* START *
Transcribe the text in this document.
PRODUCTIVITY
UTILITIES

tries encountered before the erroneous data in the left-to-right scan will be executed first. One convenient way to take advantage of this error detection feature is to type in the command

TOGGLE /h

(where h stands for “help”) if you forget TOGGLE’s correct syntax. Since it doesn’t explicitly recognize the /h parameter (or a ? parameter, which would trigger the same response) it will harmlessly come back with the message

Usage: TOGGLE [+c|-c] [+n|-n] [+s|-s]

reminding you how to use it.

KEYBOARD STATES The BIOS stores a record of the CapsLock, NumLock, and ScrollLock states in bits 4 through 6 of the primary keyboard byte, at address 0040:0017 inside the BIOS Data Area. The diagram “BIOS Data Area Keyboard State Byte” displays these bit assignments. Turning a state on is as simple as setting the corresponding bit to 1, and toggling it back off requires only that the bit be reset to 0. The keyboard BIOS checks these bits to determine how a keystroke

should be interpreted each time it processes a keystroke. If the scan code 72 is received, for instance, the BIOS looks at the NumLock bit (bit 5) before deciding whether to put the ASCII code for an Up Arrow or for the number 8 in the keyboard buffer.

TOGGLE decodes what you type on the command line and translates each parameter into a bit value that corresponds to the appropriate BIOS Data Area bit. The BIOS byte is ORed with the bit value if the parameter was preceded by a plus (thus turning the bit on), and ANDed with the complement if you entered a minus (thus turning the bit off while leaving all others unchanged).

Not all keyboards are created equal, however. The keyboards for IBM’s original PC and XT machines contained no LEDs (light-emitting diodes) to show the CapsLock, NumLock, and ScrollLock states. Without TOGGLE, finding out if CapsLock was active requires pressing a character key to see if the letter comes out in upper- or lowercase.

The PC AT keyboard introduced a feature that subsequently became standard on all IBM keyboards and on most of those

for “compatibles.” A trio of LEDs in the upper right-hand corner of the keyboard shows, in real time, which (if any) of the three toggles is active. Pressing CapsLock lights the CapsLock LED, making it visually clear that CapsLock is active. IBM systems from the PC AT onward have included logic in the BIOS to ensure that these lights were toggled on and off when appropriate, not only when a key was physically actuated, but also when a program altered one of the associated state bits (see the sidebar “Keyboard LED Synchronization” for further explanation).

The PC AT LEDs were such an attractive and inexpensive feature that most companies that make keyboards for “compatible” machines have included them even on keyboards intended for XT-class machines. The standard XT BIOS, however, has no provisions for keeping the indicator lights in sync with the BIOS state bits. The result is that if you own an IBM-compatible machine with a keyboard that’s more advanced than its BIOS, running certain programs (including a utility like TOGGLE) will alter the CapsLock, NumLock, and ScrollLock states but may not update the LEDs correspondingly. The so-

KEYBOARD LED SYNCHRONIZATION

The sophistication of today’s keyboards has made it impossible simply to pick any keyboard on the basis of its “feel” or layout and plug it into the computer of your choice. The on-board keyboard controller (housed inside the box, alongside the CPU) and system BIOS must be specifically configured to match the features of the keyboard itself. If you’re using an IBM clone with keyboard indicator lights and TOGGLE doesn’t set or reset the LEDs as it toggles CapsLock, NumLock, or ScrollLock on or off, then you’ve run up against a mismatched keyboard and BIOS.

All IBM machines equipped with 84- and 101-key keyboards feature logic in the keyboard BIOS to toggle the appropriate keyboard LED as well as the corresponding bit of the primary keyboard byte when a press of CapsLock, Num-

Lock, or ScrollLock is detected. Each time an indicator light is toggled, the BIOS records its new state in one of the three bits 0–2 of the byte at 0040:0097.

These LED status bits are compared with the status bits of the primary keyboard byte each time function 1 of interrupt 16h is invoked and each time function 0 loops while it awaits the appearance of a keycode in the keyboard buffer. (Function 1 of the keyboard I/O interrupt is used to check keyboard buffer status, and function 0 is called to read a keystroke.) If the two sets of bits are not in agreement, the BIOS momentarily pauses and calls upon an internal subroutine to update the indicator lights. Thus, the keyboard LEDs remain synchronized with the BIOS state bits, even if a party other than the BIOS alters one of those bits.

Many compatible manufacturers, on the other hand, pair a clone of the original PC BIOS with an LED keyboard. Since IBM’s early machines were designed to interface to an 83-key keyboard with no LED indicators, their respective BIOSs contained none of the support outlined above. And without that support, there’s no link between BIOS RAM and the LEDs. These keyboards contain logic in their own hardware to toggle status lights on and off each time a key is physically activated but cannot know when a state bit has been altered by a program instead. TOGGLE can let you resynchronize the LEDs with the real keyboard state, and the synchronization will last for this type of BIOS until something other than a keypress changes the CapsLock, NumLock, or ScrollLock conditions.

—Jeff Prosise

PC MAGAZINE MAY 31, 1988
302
* END *
— PROBLEM TO WORK ON —
Write out every entry exactly as given.

— EXERCISE ANSWER —
Transcribe the text in this document.
PRODUCTIVITY
UTILITIES

tries encountered before the erroneous data in the left-to-right scan will be executed first. One convenient way to take advantage of this error detection feature is to type in the command

TOGGLE /h

(where h stands for “help”) if you forget TOGGLE’s correct syntax. Since it doesn’t explicitly recognize the /h parameter (or a ? parameter, which would trigger the same response) it will harmlessly come back with the message

Usage: TOGGLE [+c|-c] [+n|-n] [+s|-s]

reminding you how to use it.

KEYBOARD STATES The BIOS stores a record of the CapsLock, NumLock, and ScrollLock states in bits 4 through 6 of the primary keyboard byte, at address 0040:0017 inside the BIOS Data Area. The diagram “BIOS Data Area Keyboard State Byte” displays these bit assignments. Turning a state on is as simple as setting the corresponding bit to 1, and toggling it back off requires only that the bit be reset to 0. The keyboard BIOS checks these bits to determine how a keystroke

should be interpreted each time it processes a keystroke. If the scan code 72 is received, for instance, the BIOS looks at the NumLock bit (bit 5) before deciding whether to put the ASCII code for an Up Arrow or for the number 8 in the keyboard buffer.

TOGGLE decodes what you type on the command line and translates each parameter into a bit value that corresponds to the appropriate BIOS Data Area bit. The BIOS byte is ORed with the bit value if the parameter was preceded by a plus (thus turning the bit on), and ANDed with the complement if you entered a minus (thus turning the bit off while leaving all others unchanged).

Not all keyboards are created equal, however. The keyboards for IBM’s original PC and XT machines contained no LEDs (light-emitting diodes) to show the CapsLock, NumLock, and ScrollLock states. Without TOGGLE, finding out if CapsLock was active requires pressing a character key to see if the letter comes out in upper- or lowercase.

The PC AT keyboard introduced a feature that subsequently became standard on all IBM keyboards and on most of those

for “compatibles.” A trio of LEDs in the upper right-hand corner of the keyboard shows, in real time, which (if any) of the three toggles is active. Pressing CapsLock lights the CapsLock LED, making it visually clear that CapsLock is active. IBM systems from the PC AT onward have included logic in the BIOS to ensure that these lights were toggled on and off when appropriate, not only when a key was physically actuated, but also when a program altered one of the associated state bits (see the sidebar “Keyboard LED Synchronization” for further explanation).

The PC AT LEDs were such an attractive and inexpensive feature that most companies that make keyboards for “compatible” machines have included them even on keyboards intended for XT-class machines. The standard XT BIOS, however, has no provisions for keeping the indicator lights in sync with the BIOS state bits. The result is that if you own an IBM-compatible machine with a keyboard that’s more advanced than its BIOS, running certain programs (including a utility like TOGGLE) will alter the CapsLock, NumLock, and ScrollLock states but may not update the LEDs correspondingly. The so-

KEYBOARD LED SYNCHRONIZATION

The sophistication of today’s keyboards has made it impossible simply to pick any keyboard on the basis of its “feel” or layout and plug it into the computer of your choice. The on-board keyboard controller (housed inside the box, alongside the CPU) and system BIOS must be specifically configured to match the features of the keyboard itself. If you’re using an IBM clone with keyboard indicator lights and TOGGLE doesn’t set or reset the LEDs as it toggles CapsLock, NumLock, or ScrollLock on or off, then you’ve run up against a mismatched keyboard and BIOS.

All IBM machines equipped with 84- and 101-key keyboards feature logic in the keyboard BIOS to toggle the appropriate keyboard LED as well as the corresponding bit of the primary keyboard byte when a press of CapsLock, Num-

Lock, or ScrollLock is detected. Each time an indicator light is toggled, the BIOS records its new state in one of the three bits 0–2 of the byte at 0040:0097.

These LED status bits are compared with the status bits of the primary keyboard byte each time function 1 of interrupt 16h is invoked and each time function 0 loops while it awaits the appearance of a keycode in the keyboard buffer. (Function 1 of the keyboard I/O interrupt is used to check keyboard buffer status, and function 0 is called to read a keystroke.) If the two sets of bits are not in agreement, the BIOS momentarily pauses and calls upon an internal subroutine to update the indicator lights. Thus, the keyboard LEDs remain synchronized with the BIOS state bits, even if a party other than the BIOS alters one of those bits.

Many compatible manufacturers, on the other hand, pair a clone of the original PC BIOS with an LED keyboard. Since IBM’s early machines were designed to interface to an 83-key keyboard with no LED indicators, their respective BIOSs contained none of the support outlined above. And without that support, there’s no link between BIOS RAM and the LEDs. These keyboards contain logic in their own hardware to toggle status lights on and off each time a key is physically activated but cannot know when a state bit has been altered by a program instead. TOGGLE can let you resynchronize the LEDs with the real keyboard state, and the synchronization will last for this type of BIOS until something other than a keypress changes the CapsLock, NumLock, or ScrollLock conditions.

—Jeff Prosise

PC MAGAZINE MAY 31, 1988
302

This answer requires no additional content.